_Requirements_
Make a verbatim copy of the entries below; pictures stay out.

_Items_
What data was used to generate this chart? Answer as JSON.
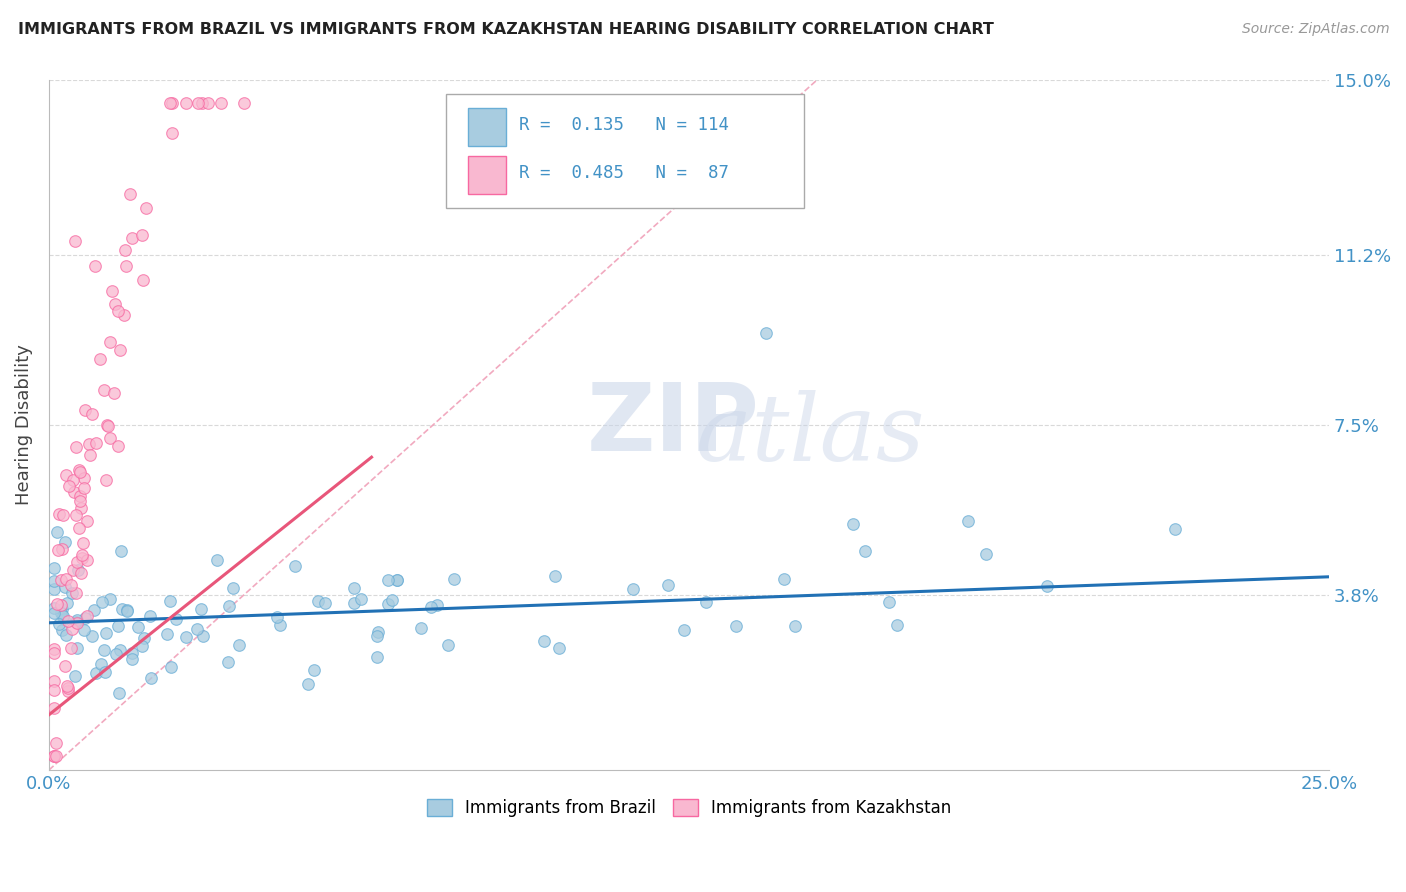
{
  "title": "IMMIGRANTS FROM BRAZIL VS IMMIGRANTS FROM KAZAKHSTAN HEARING DISABILITY CORRELATION CHART",
  "source": "Source: ZipAtlas.com",
  "ylabel": "Hearing Disability",
  "xlabel": "",
  "xlim": [
    0.0,
    0.25
  ],
  "ylim": [
    0.0,
    0.15
  ],
  "xtick_labels": [
    "0.0%",
    "25.0%"
  ],
  "ytick_positions": [
    0.038,
    0.075,
    0.112,
    0.15
  ],
  "ytick_labels": [
    "3.8%",
    "7.5%",
    "11.2%",
    "15.0%"
  ],
  "brazil_color": "#a8cce0",
  "brazil_color_edge": "#6aaed6",
  "kazakhstan_color": "#f9b8d0",
  "kazakhstan_color_edge": "#f768a1",
  "brazil_R": 0.135,
  "brazil_N": 114,
  "kazakhstan_R": 0.485,
  "kazakhstan_N": 87,
  "legend_brazil_label": "Immigrants from Brazil",
  "legend_kazakhstan_label": "Immigrants from Kazakhstan",
  "watermark_zip": "ZIP",
  "watermark_atlas": "atlas",
  "brazil_trend_color": "#2171b5",
  "kazakhstan_trend_color": "#e8567a",
  "diag_color": "#f0a0b8",
  "grid_color": "#d0d0d0",
  "title_color": "#222222",
  "tick_label_color": "#4292c6",
  "legend_R_color": "#4292c6",
  "legend_N_color": "#4292c6"
}
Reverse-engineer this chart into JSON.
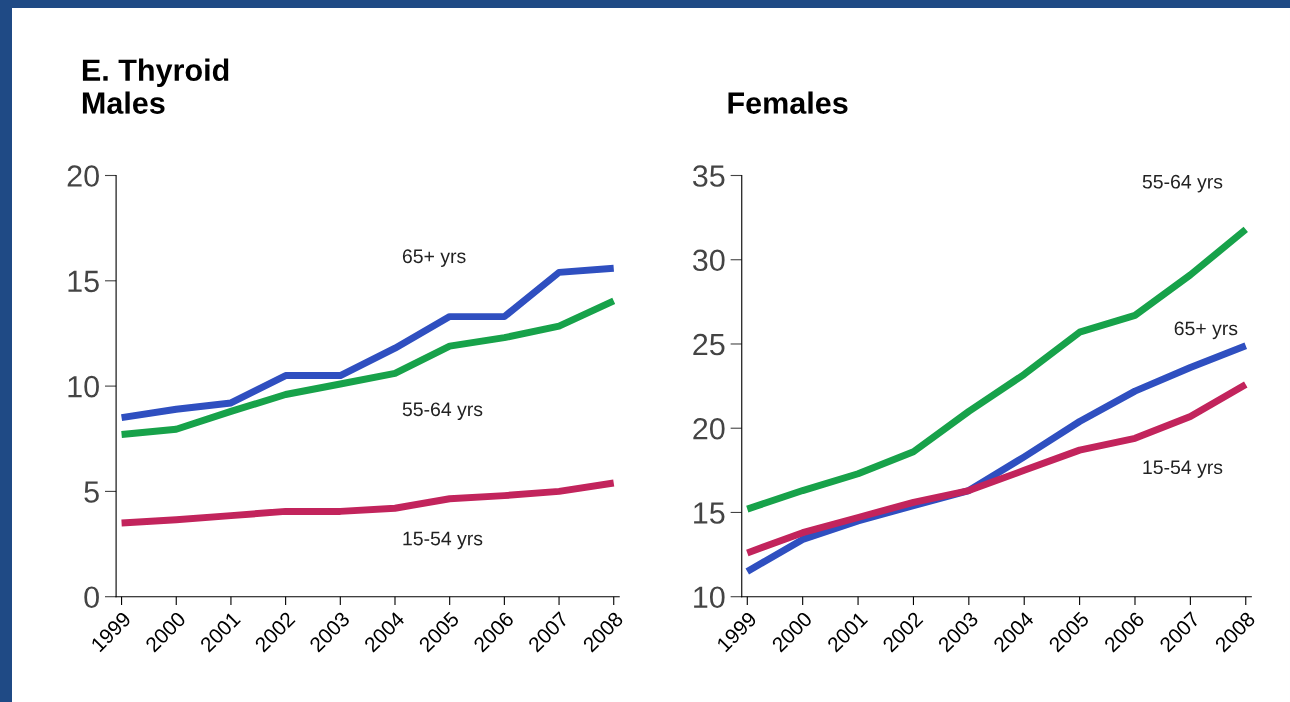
{
  "chart_data": [
    {
      "type": "line",
      "title": "E. Thyroid\nMales",
      "categories": [
        "1999",
        "2000",
        "2001",
        "2002",
        "2003",
        "2004",
        "2005",
        "2006",
        "2007",
        "2008"
      ],
      "ylim": [
        0,
        20
      ],
      "yticks": [
        0,
        5,
        10,
        15,
        20
      ],
      "grid": false,
      "series": [
        {
          "name": "65+ yrs",
          "color": "#2f4fc0",
          "values": [
            8.5,
            8.9,
            9.2,
            10.5,
            10.5,
            11.8,
            13.3,
            13.3,
            15.4,
            15.6
          ]
        },
        {
          "name": "55-64 yrs",
          "color": "#17a24a",
          "values": [
            7.7,
            7.95,
            8.8,
            9.6,
            10.1,
            10.6,
            11.9,
            12.3,
            12.85,
            14.05
          ]
        },
        {
          "name": "15-54 yrs",
          "color": "#c2245c",
          "values": [
            3.5,
            3.65,
            3.85,
            4.05,
            4.05,
            4.2,
            4.65,
            4.8,
            5.0,
            5.4
          ]
        }
      ]
    },
    {
      "type": "line",
      "title": "Females",
      "categories": [
        "1999",
        "2000",
        "2001",
        "2002",
        "2003",
        "2004",
        "2005",
        "2006",
        "2007",
        "2008"
      ],
      "ylim": [
        10,
        35
      ],
      "yticks": [
        10,
        15,
        20,
        25,
        30,
        35
      ],
      "grid": false,
      "series": [
        {
          "name": "55-64 yrs",
          "color": "#17a24a",
          "values": [
            15.2,
            16.3,
            17.3,
            18.6,
            21,
            23.2,
            25.7,
            26.7,
            29.1,
            31.8
          ]
        },
        {
          "name": "65+ yrs",
          "color": "#2f4fc0",
          "values": [
            11.5,
            13.4,
            14.5,
            15.4,
            16.3,
            18.3,
            20.4,
            22.2,
            23.6,
            24.9
          ]
        },
        {
          "name": "15-54 yrs",
          "color": "#c2245c",
          "values": [
            12.6,
            13.8,
            14.7,
            15.6,
            16.3,
            17.5,
            18.7,
            19.4,
            20.7,
            22.6
          ]
        }
      ]
    }
  ]
}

_Solution for this problem_
What data was used to generate this chart? Answer as JSON.
{
  "title": "IMMIGRANTS FROM BRAZIL VS IMMIGRANTS FROM KAZAKHSTAN HEARING DISABILITY CORRELATION CHART",
  "source": "Source: ZipAtlas.com",
  "ylabel": "Hearing Disability",
  "xlabel": "",
  "xlim": [
    0.0,
    0.25
  ],
  "ylim": [
    0.0,
    0.15
  ],
  "xtick_labels": [
    "0.0%",
    "25.0%"
  ],
  "ytick_positions": [
    0.038,
    0.075,
    0.112,
    0.15
  ],
  "ytick_labels": [
    "3.8%",
    "7.5%",
    "11.2%",
    "15.0%"
  ],
  "brazil_color": "#a8cce0",
  "brazil_color_edge": "#6aaed6",
  "kazakhstan_color": "#f9b8d0",
  "kazakhstan_color_edge": "#f768a1",
  "brazil_R": 0.135,
  "brazil_N": 114,
  "kazakhstan_R": 0.485,
  "kazakhstan_N": 87,
  "legend_brazil_label": "Immigrants from Brazil",
  "legend_kazakhstan_label": "Immigrants from Kazakhstan",
  "watermark_zip": "ZIP",
  "watermark_atlas": "atlas",
  "brazil_trend_color": "#2171b5",
  "kazakhstan_trend_color": "#e8567a",
  "diag_color": "#f0a0b8",
  "grid_color": "#d0d0d0",
  "title_color": "#222222",
  "tick_label_color": "#4292c6",
  "legend_R_color": "#4292c6",
  "legend_N_color": "#4292c6"
}
Reverse-engineer this chart into JSON.
{
  "chart_data": [
    {
      "type": "line",
      "title": "E. Thyroid\nMales",
      "categories": [
        "1999",
        "2000",
        "2001",
        "2002",
        "2003",
        "2004",
        "2005",
        "2006",
        "2007",
        "2008"
      ],
      "ylim": [
        0,
        20
      ],
      "yticks": [
        0,
        5,
        10,
        15,
        20
      ],
      "grid": false,
      "series": [
        {
          "name": "65+ yrs",
          "color": "#2f4fc0",
          "values": [
            8.5,
            8.9,
            9.2,
            10.5,
            10.5,
            11.8,
            13.3,
            13.3,
            15.4,
            15.6
          ]
        },
        {
          "name": "55-64 yrs",
          "color": "#17a24a",
          "values": [
            7.7,
            7.95,
            8.8,
            9.6,
            10.1,
            10.6,
            11.9,
            12.3,
            12.85,
            14.05
          ]
        },
        {
          "name": "15-54 yrs",
          "color": "#c2245c",
          "values": [
            3.5,
            3.65,
            3.85,
            4.05,
            4.05,
            4.2,
            4.65,
            4.8,
            5.0,
            5.4
          ]
        }
      ]
    },
    {
      "type": "line",
      "title": "Females",
      "categories": [
        "1999",
        "2000",
        "2001",
        "2002",
        "2003",
        "2004",
        "2005",
        "2006",
        "2007",
        "2008"
      ],
      "ylim": [
        10,
        35
      ],
      "yticks": [
        10,
        15,
        20,
        25,
        30,
        35
      ],
      "grid": false,
      "series": [
        {
          "name": "55-64 yrs",
          "color": "#17a24a",
          "values": [
            15.2,
            16.3,
            17.3,
            18.6,
            21,
            23.2,
            25.7,
            26.7,
            29.1,
            31.8
          ]
        },
        {
          "name": "65+ yrs",
          "color": "#2f4fc0",
          "values": [
            11.5,
            13.4,
            14.5,
            15.4,
            16.3,
            18.3,
            20.4,
            22.2,
            23.6,
            24.9
          ]
        },
        {
          "name": "15-54 yrs",
          "color": "#c2245c",
          "values": [
            12.6,
            13.8,
            14.7,
            15.6,
            16.3,
            17.5,
            18.7,
            19.4,
            20.7,
            22.6
          ]
        }
      ]
    }
  ]
}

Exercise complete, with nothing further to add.